**Aim of the task:** Provide an exact copy of the data, excluding the images.
>> start Data supplied
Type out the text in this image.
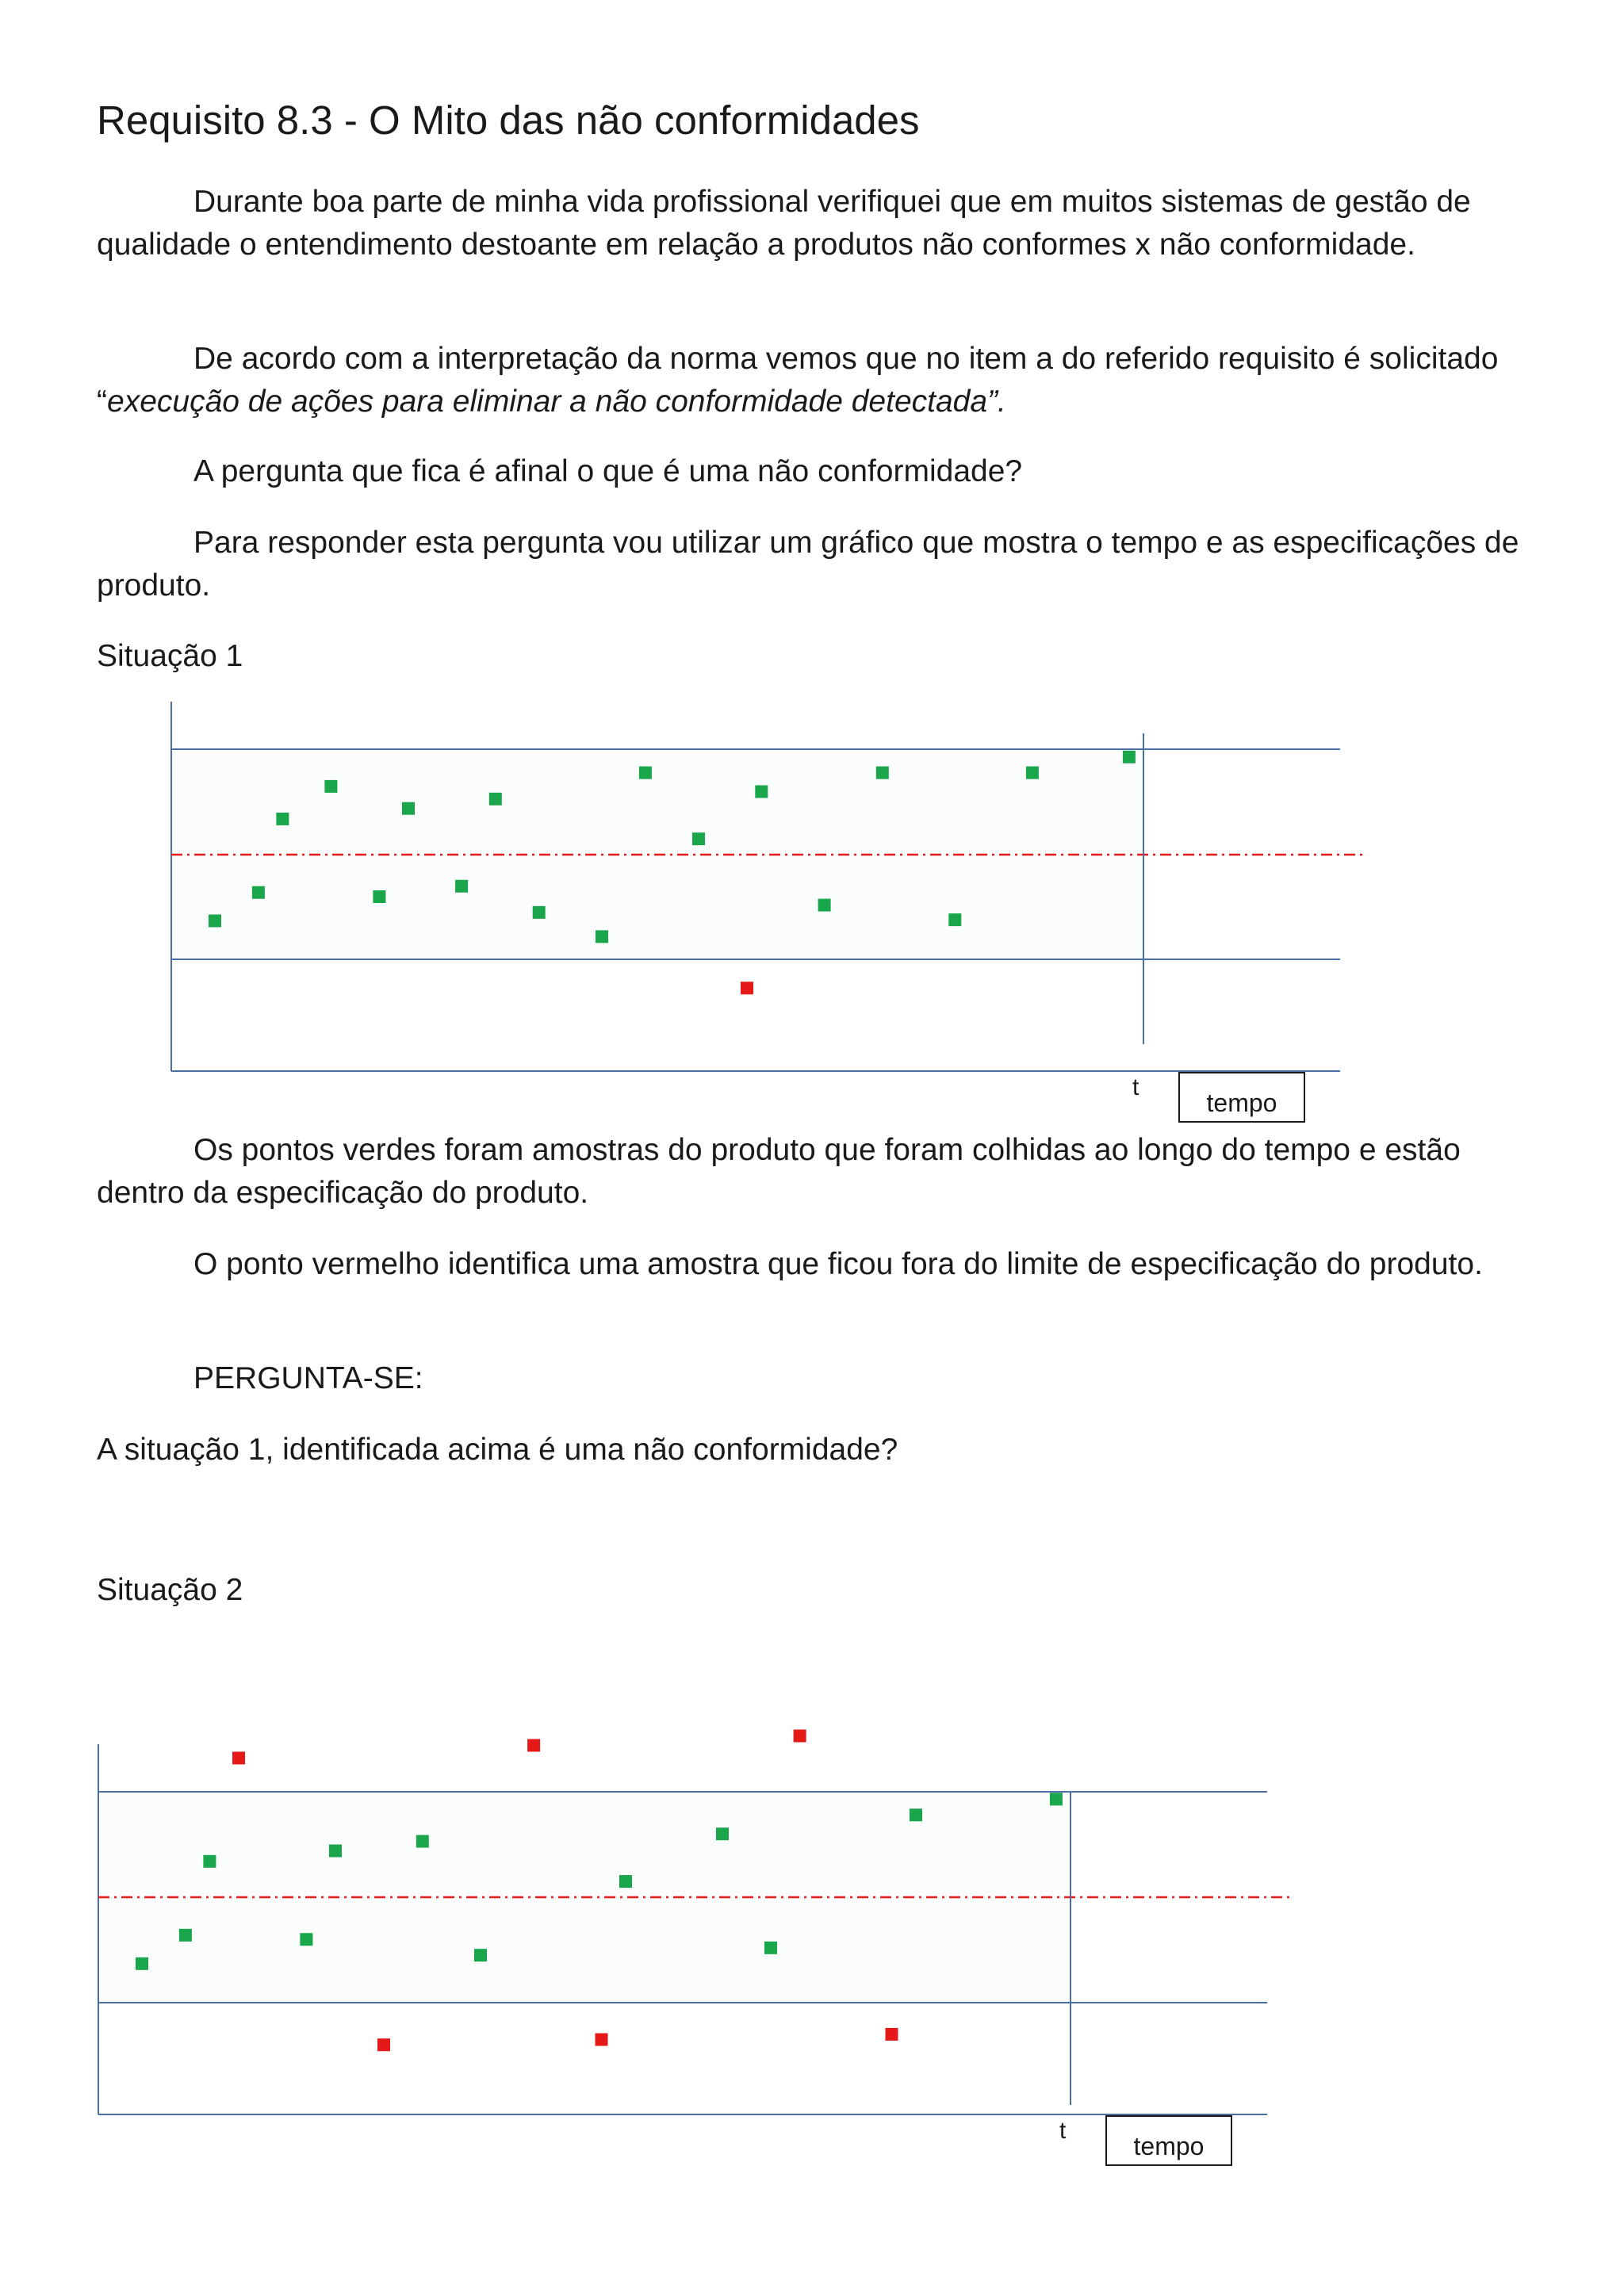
Requisito 8.3 - O Mito das não conformidades

Durante boa parte de minha vida profissional verifiquei que em muitos sistemas de gestão de qualidade o entendimento destoante em relação a produtos não conformes x não conformidade.

De acordo com a interpretação da norma vemos que no item a do referido requisito é solicitado “execução de ações para eliminar a não conformidade detectada”.

A pergunta que fica é afinal o que é uma não conformidade?

Para responder esta pergunta vou utilizar um gráfico que mostra o tempo e as especificações de produto.

Situação 1
t
tempo

Os pontos verdes foram amostras do produto que foram colhidas ao longo do tempo e estão dentro da especificação do produto.

O ponto vermelho identifica uma amostra que ficou fora do limite de especificação do produto.

PERGUNTA-SE:

A situação 1, identificada acima é uma não conformidade?

Situação 2
t
tempo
>> end Data supplied
**Answer to the problem:**
Type out the text in this image.
Requisito 8.3 - O Mito das não conformidades

Durante boa parte de minha vida profissional verifiquei que em muitos sistemas de gestão de qualidade o entendimento destoante em relação a produtos não conformes x não conformidade.

De acordo com a interpretação da norma vemos que no item a do referido requisito é solicitado “execução de ações para eliminar a não conformidade detectada”.

A pergunta que fica é afinal o que é uma não conformidade?

Para responder esta pergunta vou utilizar um gráfico que mostra o tempo e as especificações de produto.

Situação 1
t
tempo

Os pontos verdes foram amostras do produto que foram colhidas ao longo do tempo e estão dentro da especificação do produto.

O ponto vermelho identifica uma amostra que ficou fora do limite de especificação do produto.

PERGUNTA-SE:

A situação 1, identificada acima é uma não conformidade?

Situação 2
t
tempo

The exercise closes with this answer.